# [WORK TASK 1]
In the piece about Cayucos smoker Jim Ruddell, who has run the business since Jim's death?
# [WORK TASK 2]
Copy the article about Cayucos's smoker from "Cayucos’ most influential" up to and including "author Dell Franklin.", switching "biweekly" to "weekly".

Cayucos’ most influential smoker
November 11, 2019
Editor’s Note: The following series, “Life in Radically Gentrifying Cayucos by the Sea,” to be posted biweekly includes the notes, thoughts, and opinions of an original American voice: author Dell Franklin.
By DELL FRANKLIN
Smoker Jim Ruddell is no longer with us, but his smokehouse just off the seawall and the south lot is, a testimony to his creativity and passion to produce something unique and authentic and, lastly irresistible to the public. Jim’s big old van advertising his business is now driven by his wife Cathy, who has run the business since Jim’s death from cancer, a time during which Jim kept smiling and laughing and never complained.
Jim was a large personality in Cayucos, somebody who had time for anybody no matter who they were, and when he first opened his little hut (a quarter of the size of a millionaire’s clothes closet) around 20 years ago, he smoked pork and beef ribs and gave them away to a bunch of us salivating locals who hung out by his smokehouse, tantalized by the aromas.
We all stood around the seawall or sat in his chairs with our one big meaty rib and scarfed them like hungry dogs, a sight Jim enjoyed almost as much as he did sitting in the Spencer’s Market parking lot in his van, devouring their fried chicken and listening to golden oldies on his radio.
“How’s that chicken, Jim?” I’d ask, heading toward my car with a bag of groceries.
Jim would break out laughing, a drumstick or thigh or wing in hand, face greasy. “Great!”
That was Jim, a simple pleasure making his day, a man with big appetites who loved to eat and once drank too much booze to the point of self-destruction and kicked it; a man who overcame the odds to open a smokehouse—an obsolete business model–and made it thrive.
At one time, almost every beach town with a pier had an accompanying smokehouse that produced smoked albacore and salmon and oysters or whatever was fresh and caught that day. These little ramshackle wooden or corrugated huts held smokers inside.
Jim learned the rudiments of smoking as well as seasonings from his father and uncles who were from Louisiana. When he was living and working as a garage manager for Toyota in Southern California, he yearned to escape the rat race and move north to a small beach town and start his own smokehouse. After finding himself amid the riots and in grave danger while driving the freeway during the Rodney King race riots in Los Angeles in 1992, he pulled up stakes and left.
At first, he worked for Toyota in San Luis Obispo, taking a 50 percent pay reduction. But all the while he was determined to start smoking, and eventually turned an old pizza oven into a smoker, which he kept in the backyard of his home in Morro Bay.
He began smoking turkeys for a few friends. The results were excellent. So he built a smoker in a pole barn on a friend’s ranch in Cayucos. And he got into some serious smoking.
He had an old pickup. Without a business license, he found little spots along highways all over the county, from Highway 1 to Nacimiento Road out by Chimney Rock to Old Creek Road, and laid out his sign: “SMOKED FISH.”
He hung out on Highway 1 a mile north of Cayucos for almost a year. The cops hassled him about a license and he moved on. He had quit his job but he went back and still spent weekends on the side of the roads, selling his smoked fish.

# [GIVEN INFORMATION]
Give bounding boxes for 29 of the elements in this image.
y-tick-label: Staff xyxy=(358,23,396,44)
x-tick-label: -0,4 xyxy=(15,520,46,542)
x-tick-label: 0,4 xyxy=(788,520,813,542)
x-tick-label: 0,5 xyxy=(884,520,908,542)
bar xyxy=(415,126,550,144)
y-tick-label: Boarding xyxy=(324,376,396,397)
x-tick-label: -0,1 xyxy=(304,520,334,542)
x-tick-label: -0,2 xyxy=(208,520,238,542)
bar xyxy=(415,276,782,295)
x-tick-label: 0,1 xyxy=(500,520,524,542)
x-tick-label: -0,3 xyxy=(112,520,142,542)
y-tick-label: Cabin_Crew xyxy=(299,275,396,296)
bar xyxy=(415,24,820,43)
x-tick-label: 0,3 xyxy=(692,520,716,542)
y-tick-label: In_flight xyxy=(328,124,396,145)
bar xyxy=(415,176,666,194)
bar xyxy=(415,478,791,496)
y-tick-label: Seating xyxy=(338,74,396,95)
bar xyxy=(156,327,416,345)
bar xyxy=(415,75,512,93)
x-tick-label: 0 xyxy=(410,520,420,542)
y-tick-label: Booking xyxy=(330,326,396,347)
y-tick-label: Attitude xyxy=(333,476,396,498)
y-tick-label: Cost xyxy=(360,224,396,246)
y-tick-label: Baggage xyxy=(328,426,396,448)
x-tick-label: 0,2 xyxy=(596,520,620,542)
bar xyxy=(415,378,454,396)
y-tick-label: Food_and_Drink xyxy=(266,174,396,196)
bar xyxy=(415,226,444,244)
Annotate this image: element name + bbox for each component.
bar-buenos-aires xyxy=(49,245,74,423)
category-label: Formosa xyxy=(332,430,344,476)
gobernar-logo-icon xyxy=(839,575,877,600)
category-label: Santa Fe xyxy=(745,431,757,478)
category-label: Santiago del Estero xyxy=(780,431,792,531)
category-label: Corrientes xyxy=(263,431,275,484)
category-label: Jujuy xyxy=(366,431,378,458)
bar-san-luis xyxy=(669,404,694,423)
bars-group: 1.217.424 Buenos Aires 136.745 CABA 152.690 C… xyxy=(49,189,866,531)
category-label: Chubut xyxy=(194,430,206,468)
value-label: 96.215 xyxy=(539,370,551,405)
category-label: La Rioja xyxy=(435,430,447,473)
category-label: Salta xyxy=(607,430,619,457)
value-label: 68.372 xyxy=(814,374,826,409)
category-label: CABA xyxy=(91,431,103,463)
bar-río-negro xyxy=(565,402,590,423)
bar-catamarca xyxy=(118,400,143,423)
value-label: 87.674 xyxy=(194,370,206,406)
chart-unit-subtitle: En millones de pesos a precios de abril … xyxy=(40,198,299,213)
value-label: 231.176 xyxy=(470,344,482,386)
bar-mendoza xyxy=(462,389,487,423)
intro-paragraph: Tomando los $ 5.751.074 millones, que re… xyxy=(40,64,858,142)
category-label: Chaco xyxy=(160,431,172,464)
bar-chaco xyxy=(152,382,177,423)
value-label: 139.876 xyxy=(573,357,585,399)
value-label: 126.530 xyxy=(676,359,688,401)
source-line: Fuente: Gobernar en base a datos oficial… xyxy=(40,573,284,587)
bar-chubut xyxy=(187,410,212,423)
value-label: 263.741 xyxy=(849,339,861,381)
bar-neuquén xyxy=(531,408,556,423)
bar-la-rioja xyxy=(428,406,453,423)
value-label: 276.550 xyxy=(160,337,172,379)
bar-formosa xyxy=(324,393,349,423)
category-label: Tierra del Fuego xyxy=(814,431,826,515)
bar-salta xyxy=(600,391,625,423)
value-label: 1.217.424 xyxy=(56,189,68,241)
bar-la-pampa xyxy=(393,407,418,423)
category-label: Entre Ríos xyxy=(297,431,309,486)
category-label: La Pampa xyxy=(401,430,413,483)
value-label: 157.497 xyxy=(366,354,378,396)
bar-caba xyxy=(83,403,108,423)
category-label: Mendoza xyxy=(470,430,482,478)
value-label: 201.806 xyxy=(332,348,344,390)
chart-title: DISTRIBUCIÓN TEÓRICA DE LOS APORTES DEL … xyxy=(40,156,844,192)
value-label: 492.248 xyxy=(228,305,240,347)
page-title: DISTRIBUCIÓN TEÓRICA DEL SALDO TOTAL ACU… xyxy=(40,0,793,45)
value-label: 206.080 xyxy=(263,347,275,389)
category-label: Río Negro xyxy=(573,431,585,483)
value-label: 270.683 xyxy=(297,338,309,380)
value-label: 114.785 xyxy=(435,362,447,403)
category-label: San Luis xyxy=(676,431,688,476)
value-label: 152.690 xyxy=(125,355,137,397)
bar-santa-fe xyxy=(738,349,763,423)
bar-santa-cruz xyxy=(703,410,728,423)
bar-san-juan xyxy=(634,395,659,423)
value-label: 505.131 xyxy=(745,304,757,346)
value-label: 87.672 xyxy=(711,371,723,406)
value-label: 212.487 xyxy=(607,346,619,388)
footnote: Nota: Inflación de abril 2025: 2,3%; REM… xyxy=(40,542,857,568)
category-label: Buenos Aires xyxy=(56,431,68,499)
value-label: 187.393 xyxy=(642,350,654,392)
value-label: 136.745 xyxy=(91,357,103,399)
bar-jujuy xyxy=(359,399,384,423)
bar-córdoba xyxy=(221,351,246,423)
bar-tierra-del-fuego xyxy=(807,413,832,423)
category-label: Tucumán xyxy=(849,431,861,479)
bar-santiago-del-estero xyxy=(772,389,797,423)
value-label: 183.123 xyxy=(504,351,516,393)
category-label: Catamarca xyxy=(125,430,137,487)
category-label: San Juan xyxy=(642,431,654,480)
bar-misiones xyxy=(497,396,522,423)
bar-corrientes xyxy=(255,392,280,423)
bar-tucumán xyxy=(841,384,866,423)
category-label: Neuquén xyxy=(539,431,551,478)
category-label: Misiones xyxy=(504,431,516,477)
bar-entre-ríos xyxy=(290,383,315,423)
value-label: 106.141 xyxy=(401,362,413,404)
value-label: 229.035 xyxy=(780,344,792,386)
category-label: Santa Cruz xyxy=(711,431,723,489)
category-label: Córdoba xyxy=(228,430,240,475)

# [RESULT 1]
His wife Cathy.

# [RESULT 2]
Cayucos’ most influential smoker
November 11, 2019
Editor’s Note: The following series, “Life in Radically Gentrifying Cayucos by the Sea,” to be posted weekly includes the notes, thoughts, and opinions of an original American voice: author Dell Franklin.